-- begin --

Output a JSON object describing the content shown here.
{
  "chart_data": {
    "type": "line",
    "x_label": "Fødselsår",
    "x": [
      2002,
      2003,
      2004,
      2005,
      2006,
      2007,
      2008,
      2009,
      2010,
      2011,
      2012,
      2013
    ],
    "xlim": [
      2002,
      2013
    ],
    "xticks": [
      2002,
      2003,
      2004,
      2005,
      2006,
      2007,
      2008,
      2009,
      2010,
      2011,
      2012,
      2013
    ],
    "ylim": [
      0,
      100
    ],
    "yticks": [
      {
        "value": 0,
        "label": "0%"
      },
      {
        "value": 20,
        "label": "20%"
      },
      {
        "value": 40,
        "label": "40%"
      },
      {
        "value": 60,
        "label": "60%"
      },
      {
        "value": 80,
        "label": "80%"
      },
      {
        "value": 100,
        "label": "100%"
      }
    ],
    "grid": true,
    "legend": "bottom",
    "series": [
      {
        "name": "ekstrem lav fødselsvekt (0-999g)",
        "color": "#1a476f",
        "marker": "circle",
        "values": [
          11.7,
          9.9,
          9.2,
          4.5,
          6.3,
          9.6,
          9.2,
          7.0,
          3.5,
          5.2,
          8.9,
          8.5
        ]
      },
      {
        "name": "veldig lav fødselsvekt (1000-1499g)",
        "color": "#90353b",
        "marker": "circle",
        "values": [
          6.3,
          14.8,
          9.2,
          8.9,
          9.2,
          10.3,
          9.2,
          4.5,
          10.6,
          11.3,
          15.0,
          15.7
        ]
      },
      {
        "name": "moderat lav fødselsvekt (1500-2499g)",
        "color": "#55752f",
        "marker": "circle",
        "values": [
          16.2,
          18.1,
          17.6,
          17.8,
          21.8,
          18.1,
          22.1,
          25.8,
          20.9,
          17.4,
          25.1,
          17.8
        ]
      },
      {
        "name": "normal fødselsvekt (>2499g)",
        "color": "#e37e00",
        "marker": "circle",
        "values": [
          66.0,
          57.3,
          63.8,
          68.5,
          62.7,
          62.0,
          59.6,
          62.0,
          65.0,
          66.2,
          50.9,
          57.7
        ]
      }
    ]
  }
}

-- end --

Return all of the data word for word.

Expected answer
Output a JSON object describing the content shown here.
{
  "chart_data": {
    "type": "line",
    "x_label": "Fødselsår",
    "x": [
      2002,
      2003,
      2004,
      2005,
      2006,
      2007,
      2008,
      2009,
      2010,
      2011,
      2012,
      2013
    ],
    "xlim": [
      2002,
      2013
    ],
    "xticks": [
      2002,
      2003,
      2004,
      2005,
      2006,
      2007,
      2008,
      2009,
      2010,
      2011,
      2012,
      2013
    ],
    "ylim": [
      0,
      100
    ],
    "yticks": [
      {
        "value": 0,
        "label": "0%"
      },
      {
        "value": 20,
        "label": "20%"
      },
      {
        "value": 40,
        "label": "40%"
      },
      {
        "value": 60,
        "label": "60%"
      },
      {
        "value": 80,
        "label": "80%"
      },
      {
        "value": 100,
        "label": "100%"
      }
    ],
    "grid": true,
    "legend": "bottom",
    "series": [
      {
        "name": "ekstrem lav fødselsvekt (0-999g)",
        "color": "#1a476f",
        "marker": "circle",
        "values": [
          11.7,
          9.9,
          9.2,
          4.5,
          6.3,
          9.6,
          9.2,
          7.0,
          3.5,
          5.2,
          8.9,
          8.5
        ]
      },
      {
        "name": "veldig lav fødselsvekt (1000-1499g)",
        "color": "#90353b",
        "marker": "circle",
        "values": [
          6.3,
          14.8,
          9.2,
          8.9,
          9.2,
          10.3,
          9.2,
          4.5,
          10.6,
          11.3,
          15.0,
          15.7
        ]
      },
      {
        "name": "moderat lav fødselsvekt (1500-2499g)",
        "color": "#55752f",
        "marker": "circle",
        "values": [
          16.2,
          18.1,
          17.6,
          17.8,
          21.8,
          18.1,
          22.1,
          25.8,
          20.9,
          17.4,
          25.1,
          17.8
        ]
      },
      {
        "name": "normal fødselsvekt (>2499g)",
        "color": "#e37e00",
        "marker": "circle",
        "values": [
          66.0,
          57.3,
          63.8,
          68.5,
          62.7,
          62.0,
          59.6,
          62.0,
          65.0,
          66.2,
          50.9,
          57.7
        ]
      }
    ]
  }
}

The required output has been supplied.